**DOCUMENT:**
# Airport Snow Removal Equipment



## VolvoL60F (Jan 9, 2011)

I work at an airport, and stopped by the maintenance garage. Lots of goodies!


----------



## VolvoL60F (Jan 9, 2011)




----------



## VolvoL60F (Jan 9, 2011)




----------



## TKLAWN (Jan 20, 2008)

Very nice stuff. Thanks for posting.


----------



## thelettuceman (Nov 23, 2010)

TKLAWN;1681063 said:


> Very nice stuff. Thanks for posting.


X 2 ... Awesome equipment !!!


----------



## Dogplow Dodge (Jan 23, 2012)

Sweet Equipment...

What are you doing to make the pictures so vivid ? Sometimes when I'm simply resizing a picture, and I click "auto correct", it makes the colors brighten up.

Are you pictures so detailed and rich because of the settings on the camera, or is it one of those SLR cameras with 200 million pixels ?


----------



## BC Handyman (Dec 15, 2010)

I can tell you dog, if you look at the edges og the pics, that gives you a hint what he's doing with them......nice pics btw, you know your camera & lighting a bit I can tell, take more pics of other equipment you see sitting around....or getting used.


----------



## Dogplow Dodge (Jan 23, 2012)

BC Handyman;1681767 said:


> I can tell you dog, if you look at the edges og the pics, that gives you a hint what he's doing with them......nice pics btw, you know your camera & lighting a bit I can tell, take more pics of other equipment you see sitting around....or getting used.


Yeah, that would be true if I had any clue on photography other than a simple point and shoot camera and it's adjustments. I'm pure novice when it comes to cameras other than the adjustments on basic camers, such as ISO, scene mode, White balance, color effect, etc.

**RECORD SET:**
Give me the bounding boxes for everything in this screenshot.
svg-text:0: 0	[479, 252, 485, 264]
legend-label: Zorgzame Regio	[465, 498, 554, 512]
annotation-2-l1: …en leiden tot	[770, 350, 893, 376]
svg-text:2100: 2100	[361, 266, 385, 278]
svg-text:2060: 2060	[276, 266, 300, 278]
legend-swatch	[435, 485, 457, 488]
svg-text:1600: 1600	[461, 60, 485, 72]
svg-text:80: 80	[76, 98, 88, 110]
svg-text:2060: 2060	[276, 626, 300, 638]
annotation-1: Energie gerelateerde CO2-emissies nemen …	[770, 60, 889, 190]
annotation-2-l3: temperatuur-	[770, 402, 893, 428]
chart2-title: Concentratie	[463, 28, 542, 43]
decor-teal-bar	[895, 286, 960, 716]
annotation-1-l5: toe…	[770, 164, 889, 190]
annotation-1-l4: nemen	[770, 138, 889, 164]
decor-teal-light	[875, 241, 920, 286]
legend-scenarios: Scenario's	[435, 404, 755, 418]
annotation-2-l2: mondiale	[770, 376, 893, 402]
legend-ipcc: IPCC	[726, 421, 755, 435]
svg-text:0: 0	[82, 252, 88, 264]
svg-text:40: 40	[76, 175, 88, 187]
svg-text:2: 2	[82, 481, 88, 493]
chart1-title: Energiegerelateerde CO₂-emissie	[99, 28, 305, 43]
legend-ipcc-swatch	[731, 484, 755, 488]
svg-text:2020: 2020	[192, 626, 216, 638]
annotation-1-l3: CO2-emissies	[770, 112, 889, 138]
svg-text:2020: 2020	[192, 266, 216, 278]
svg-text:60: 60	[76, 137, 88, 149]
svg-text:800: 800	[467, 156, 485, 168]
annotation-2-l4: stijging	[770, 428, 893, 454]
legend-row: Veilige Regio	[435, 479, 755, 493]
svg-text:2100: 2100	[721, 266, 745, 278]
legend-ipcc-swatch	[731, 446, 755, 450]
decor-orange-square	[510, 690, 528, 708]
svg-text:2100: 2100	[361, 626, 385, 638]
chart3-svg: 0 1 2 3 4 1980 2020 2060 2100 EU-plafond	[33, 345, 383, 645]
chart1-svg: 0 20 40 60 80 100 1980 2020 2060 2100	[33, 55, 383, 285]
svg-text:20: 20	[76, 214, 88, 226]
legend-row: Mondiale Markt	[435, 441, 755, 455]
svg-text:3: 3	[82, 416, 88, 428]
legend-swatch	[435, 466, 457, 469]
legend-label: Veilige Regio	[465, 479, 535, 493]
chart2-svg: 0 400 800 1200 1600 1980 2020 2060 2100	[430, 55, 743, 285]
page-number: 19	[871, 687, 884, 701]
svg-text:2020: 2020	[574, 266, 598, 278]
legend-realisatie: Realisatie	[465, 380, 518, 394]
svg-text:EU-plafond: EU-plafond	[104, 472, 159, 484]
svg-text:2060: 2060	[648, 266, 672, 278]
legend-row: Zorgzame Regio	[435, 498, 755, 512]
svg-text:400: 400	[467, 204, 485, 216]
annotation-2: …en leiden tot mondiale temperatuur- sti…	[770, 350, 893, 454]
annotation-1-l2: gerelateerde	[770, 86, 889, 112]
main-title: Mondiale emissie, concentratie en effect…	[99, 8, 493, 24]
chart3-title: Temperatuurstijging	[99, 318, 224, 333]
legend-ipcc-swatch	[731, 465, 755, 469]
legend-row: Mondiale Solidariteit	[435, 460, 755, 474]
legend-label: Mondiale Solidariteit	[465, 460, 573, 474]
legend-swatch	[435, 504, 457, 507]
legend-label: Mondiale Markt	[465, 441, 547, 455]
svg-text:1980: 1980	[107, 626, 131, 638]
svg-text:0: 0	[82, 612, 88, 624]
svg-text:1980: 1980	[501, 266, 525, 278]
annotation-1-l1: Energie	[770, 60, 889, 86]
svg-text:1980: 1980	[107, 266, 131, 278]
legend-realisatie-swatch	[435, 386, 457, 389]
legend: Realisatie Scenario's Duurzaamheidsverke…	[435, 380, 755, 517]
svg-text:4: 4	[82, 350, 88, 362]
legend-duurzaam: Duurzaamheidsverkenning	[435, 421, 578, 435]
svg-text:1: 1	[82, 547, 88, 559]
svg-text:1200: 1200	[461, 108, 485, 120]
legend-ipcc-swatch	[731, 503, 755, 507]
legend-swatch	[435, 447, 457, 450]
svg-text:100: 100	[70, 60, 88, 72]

**THINGS TO DO:**
1. In the airport snow removal equipment thread, which camera adjustments does Dogplow Dodge name as the ones he knows on basic cameras?
2. Carry on the airport snow removal equipment thread from its last post.

**OUTPUTS BY TASK:**
1. ISO, scene mode, white balance, and color effect.

2.
He's haloing the picture with obscuring the perimeter with some .... I don't know what??, but I guess it's some form of photography / photoshop feature???

Is he altering the Contrast ? Changing the ISO ???


----------



## 98K3500 (Oct 28, 2013)

The real clue for me is the "signature" on each pic. 

Dude is a professional photog. 

Sweet EQ and pics BTW.

: )


----------



## Kwagman (Jan 27, 2007)

Nice photos! Thanks for sharing!!!


----------



## VolvoL60F (Jan 9, 2011)

Thanks guys!

To answer your questions about the photos, all of them are edited. I don't have any special settings on the camera I use. Most photos turn out bland, and colorless for me as well. I use a photo editor called 'PicMonkey' through Smugmug.com. In that editor I go through a lot settings to make the photos like the ones above such as:

Exposure: Shadows, Highlights, Contrast, etc

Sharpness: Clarity, Sharpen

Colors: Saturation, Temperature

I play around with these levels until the image is set to my liking. Hope this helped, thanks for viewing my thread!

Check out my website for more photos like these!
http://bouzakinephotography.smugmug.com/


----------



## ryde307 (Dec 3, 2009)

Lots of cool pictures on your page. Nice work.


----------



## Mark13 (Dec 3, 2006)

Dogplow Dodge;1681748 said:


> Are you pictures so detailed and rich because of the settings on the camera, or is it one of those SLR cameras with 200 million pixels ?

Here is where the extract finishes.